CHALLENGE>
Set down the records once more, please, exactly and with the pictures left out.

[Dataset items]
** Start **

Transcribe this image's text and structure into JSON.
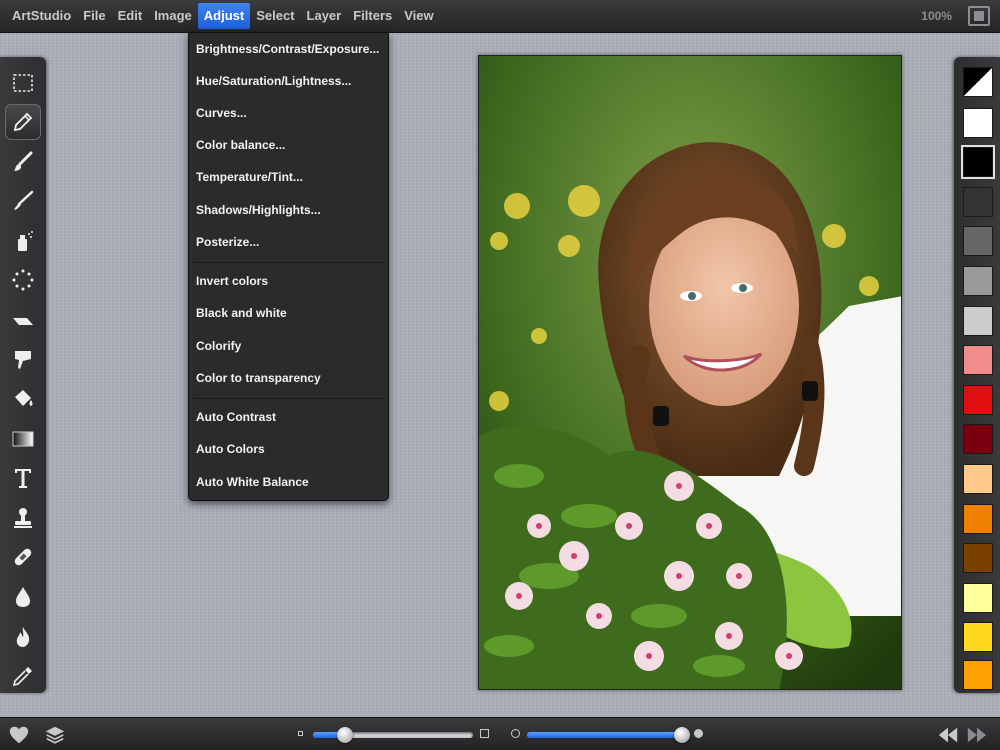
{
  "menubar": {
    "app_name": "ArtStudio",
    "items": [
      "File",
      "Edit",
      "Image",
      "Adjust",
      "Select",
      "Layer",
      "Filters",
      "View"
    ],
    "active_item": "Adjust",
    "zoom": "100%"
  },
  "adjust_menu": {
    "group1": [
      "Brightness/Contrast/Exposure...",
      "Hue/Saturation/Lightness...",
      "Curves...",
      "Color balance...",
      "Temperature/Tint...",
      "Shadows/Highlights...",
      "Posterize..."
    ],
    "group2": [
      "Invert colors",
      "Black and white",
      "Colorify",
      "Color to transparency"
    ],
    "group3": [
      "Auto Contrast",
      "Auto Colors",
      "Auto White Balance"
    ]
  },
  "tools": [
    {
      "name": "rectangle-select-icon",
      "selected": false
    },
    {
      "name": "pencil-icon",
      "selected": true
    },
    {
      "name": "brush-icon",
      "selected": false
    },
    {
      "name": "paintbrush-icon",
      "selected": false
    },
    {
      "name": "spray-can-icon",
      "selected": false
    },
    {
      "name": "scatter-icon",
      "selected": false
    },
    {
      "name": "eraser-icon",
      "selected": false
    },
    {
      "name": "smudge-icon",
      "selected": false
    },
    {
      "name": "paint-bucket-icon",
      "selected": false
    },
    {
      "name": "gradient-icon",
      "selected": false
    },
    {
      "name": "text-icon",
      "selected": false
    },
    {
      "name": "stamp-icon",
      "selected": false
    },
    {
      "name": "bandage-icon",
      "selected": false
    },
    {
      "name": "blur-drop-icon",
      "selected": false
    },
    {
      "name": "burn-icon",
      "selected": false
    },
    {
      "name": "eyedropper-icon",
      "selected": false
    }
  ],
  "swatches": [
    "split-black-white",
    "#ffffff",
    "#000000",
    "#333333",
    "#666666",
    "#999999",
    "#cccccc",
    "#f28b8b",
    "#e01010",
    "#7a0010",
    "#ffc98a",
    "#f08000",
    "#7a4000",
    "#ffff99",
    "#ffd820",
    "#ffa000"
  ],
  "bottombar": {
    "left_icons": [
      "heart-icon",
      "layers-icon"
    ],
    "size_slider_value": 0.2,
    "opacity_slider_value": 0.97,
    "right_icons": [
      "undo-icon",
      "redo-icon"
    ]
  }
}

** End **

TASK RESULT>
Transcribe this image's text and structure into JSON.
{
  "menubar": {
    "app_name": "ArtStudio",
    "items": [
      "File",
      "Edit",
      "Image",
      "Adjust",
      "Select",
      "Layer",
      "Filters",
      "View"
    ],
    "active_item": "Adjust",
    "zoom": "100%"
  },
  "adjust_menu": {
    "group1": [
      "Brightness/Contrast/Exposure...",
      "Hue/Saturation/Lightness...",
      "Curves...",
      "Color balance...",
      "Temperature/Tint...",
      "Shadows/Highlights...",
      "Posterize..."
    ],
    "group2": [
      "Invert colors",
      "Black and white",
      "Colorify",
      "Color to transparency"
    ],
    "group3": [
      "Auto Contrast",
      "Auto Colors",
      "Auto White Balance"
    ]
  },
  "tools": [
    {
      "name": "rectangle-select-icon",
      "selected": false
    },
    {
      "name": "pencil-icon",
      "selected": true
    },
    {
      "name": "brush-icon",
      "selected": false
    },
    {
      "name": "paintbrush-icon",
      "selected": false
    },
    {
      "name": "spray-can-icon",
      "selected": false
    },
    {
      "name": "scatter-icon",
      "selected": false
    },
    {
      "name": "eraser-icon",
      "selected": false
    },
    {
      "name": "smudge-icon",
      "selected": false
    },
    {
      "name": "paint-bucket-icon",
      "selected": false
    },
    {
      "name": "gradient-icon",
      "selected": false
    },
    {
      "name": "text-icon",
      "selected": false
    },
    {
      "name": "stamp-icon",
      "selected": false
    },
    {
      "name": "bandage-icon",
      "selected": false
    },
    {
      "name": "blur-drop-icon",
      "selected": false
    },
    {
      "name": "burn-icon",
      "selected": false
    },
    {
      "name": "eyedropper-icon",
      "selected": false
    }
  ],
  "swatches": [
    "split-black-white",
    "#ffffff",
    "#000000",
    "#333333",
    "#666666",
    "#999999",
    "#cccccc",
    "#f28b8b",
    "#e01010",
    "#7a0010",
    "#ffc98a",
    "#f08000",
    "#7a4000",
    "#ffff99",
    "#ffd820",
    "#ffa000"
  ],
  "bottombar": {
    "left_icons": [
      "heart-icon",
      "layers-icon"
    ],
    "size_slider_value": 0.2,
    "opacity_slider_value": 0.97,
    "right_icons": [
      "undo-icon",
      "redo-icon"
    ]
  }
}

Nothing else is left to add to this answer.